**WHAT YOU HAVE TO DO:**
Copy the records that follow exactly as written, but not their pictures.

====== PROVIDED MATERIAL ======

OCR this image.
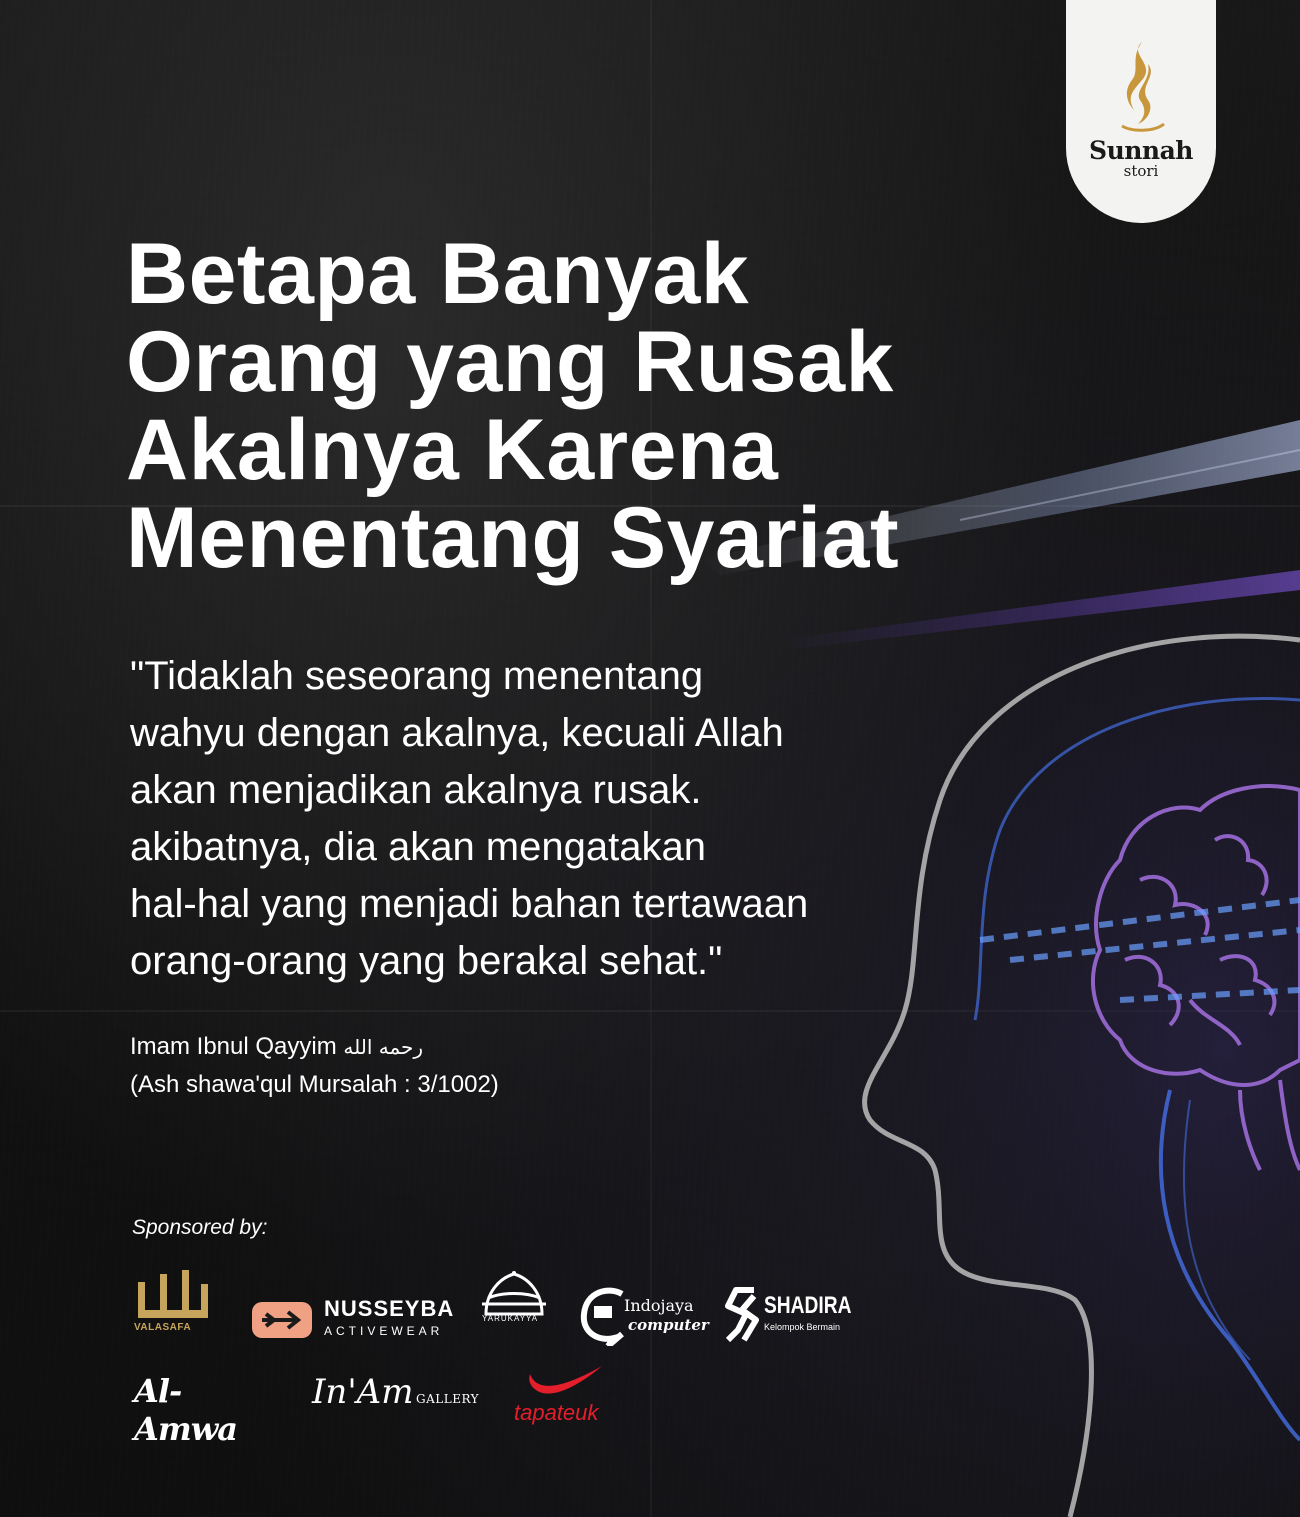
Sunnah
stori
Betapa Banyak
Orang yang Rusak
Akalnya Karena
Menentang Syariat

"Tidaklah seseorang menentang
wahyu dengan akalnya, kecuali Allah
akan menjadikan akalnya rusak.
akibatnya, dia akan mengatakan
hal-hal yang menjadi bahan tertawaan
orang-orang yang berakal sehat."

Imam Ibnul Qayyim رحمه الله
(Ash shawa'qul Mursalah : 3/1002)
Sponsored by:
VALASAFA
NUSSEYBA
ACTIVEWEAR
YARUKAYYA
Indojaya
computer
SHADIRA
Kelompok Bermain
Al-Amwa
In'Am GALLERY
tapateuk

======

**RESULT OF THIS EXERCISE:**
OCR this image.
Sunnah
stori
Betapa Banyak
Orang yang Rusak
Akalnya Karena
Menentang Syariat

"Tidaklah seseorang menentang
wahyu dengan akalnya, kecuali Allah
akan menjadikan akalnya rusak.
akibatnya, dia akan mengatakan
hal-hal yang menjadi bahan tertawaan
orang-orang yang berakal sehat."

Imam Ibnul Qayyim رحمه الله
(Ash shawa'qul Mursalah : 3/1002)
Sponsored by:
VALASAFA
NUSSEYBA
ACTIVEWEAR
YARUKAYYA
Indojaya
computer
SHADIRA
Kelompok Bermain
Al-Amwa
In'Am GALLERY
tapateuk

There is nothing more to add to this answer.